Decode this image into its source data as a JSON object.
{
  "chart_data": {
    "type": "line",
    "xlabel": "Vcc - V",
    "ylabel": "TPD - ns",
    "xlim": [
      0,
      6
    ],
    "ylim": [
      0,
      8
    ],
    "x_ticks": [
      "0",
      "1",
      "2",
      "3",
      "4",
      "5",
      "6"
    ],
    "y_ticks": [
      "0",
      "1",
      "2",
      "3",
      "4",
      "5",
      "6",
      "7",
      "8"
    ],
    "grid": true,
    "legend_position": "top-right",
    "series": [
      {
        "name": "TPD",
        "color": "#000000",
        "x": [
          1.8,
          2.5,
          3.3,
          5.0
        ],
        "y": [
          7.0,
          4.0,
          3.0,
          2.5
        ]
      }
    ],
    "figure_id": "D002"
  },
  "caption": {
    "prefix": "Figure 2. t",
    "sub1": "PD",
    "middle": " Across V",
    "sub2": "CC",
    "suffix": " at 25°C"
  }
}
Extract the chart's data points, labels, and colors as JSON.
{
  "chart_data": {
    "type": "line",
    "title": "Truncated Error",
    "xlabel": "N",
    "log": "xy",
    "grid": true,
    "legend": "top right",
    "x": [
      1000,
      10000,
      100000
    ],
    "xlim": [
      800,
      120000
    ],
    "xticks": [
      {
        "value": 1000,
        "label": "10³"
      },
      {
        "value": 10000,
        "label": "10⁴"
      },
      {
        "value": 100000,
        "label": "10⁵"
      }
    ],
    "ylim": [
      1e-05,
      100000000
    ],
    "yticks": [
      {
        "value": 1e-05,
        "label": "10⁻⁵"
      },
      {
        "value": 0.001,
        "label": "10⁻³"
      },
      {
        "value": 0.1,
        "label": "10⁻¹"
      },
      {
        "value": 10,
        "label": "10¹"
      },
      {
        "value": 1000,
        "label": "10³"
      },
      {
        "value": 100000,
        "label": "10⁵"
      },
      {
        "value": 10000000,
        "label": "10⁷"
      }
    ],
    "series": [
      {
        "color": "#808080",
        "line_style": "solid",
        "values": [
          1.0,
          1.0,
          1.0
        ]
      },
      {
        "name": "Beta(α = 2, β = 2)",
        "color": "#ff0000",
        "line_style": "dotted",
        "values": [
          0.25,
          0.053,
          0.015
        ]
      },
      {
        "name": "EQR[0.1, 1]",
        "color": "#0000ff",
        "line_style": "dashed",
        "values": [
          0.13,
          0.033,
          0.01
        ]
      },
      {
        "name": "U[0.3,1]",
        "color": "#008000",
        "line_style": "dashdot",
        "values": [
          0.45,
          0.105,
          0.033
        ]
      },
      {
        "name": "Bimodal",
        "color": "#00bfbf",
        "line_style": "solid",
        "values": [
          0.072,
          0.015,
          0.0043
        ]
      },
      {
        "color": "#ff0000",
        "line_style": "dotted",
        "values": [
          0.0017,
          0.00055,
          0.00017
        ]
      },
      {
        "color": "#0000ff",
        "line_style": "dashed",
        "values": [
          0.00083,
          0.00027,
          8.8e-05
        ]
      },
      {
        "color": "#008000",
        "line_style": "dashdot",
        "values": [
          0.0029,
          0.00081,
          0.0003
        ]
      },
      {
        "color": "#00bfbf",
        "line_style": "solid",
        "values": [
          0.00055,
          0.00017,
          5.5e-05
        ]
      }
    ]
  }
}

▶ **GIVEN INSTRUCTION**
Take every line containing the word "name" and copy it.

▶ **THE RESULT**
        "name": "TPD",
        "name": "Beta(α = 2, β = 2)",
        "name": "EQR[0.1, 1]",
        "name": "U[0.3,1]",
        "name": "Bimodal",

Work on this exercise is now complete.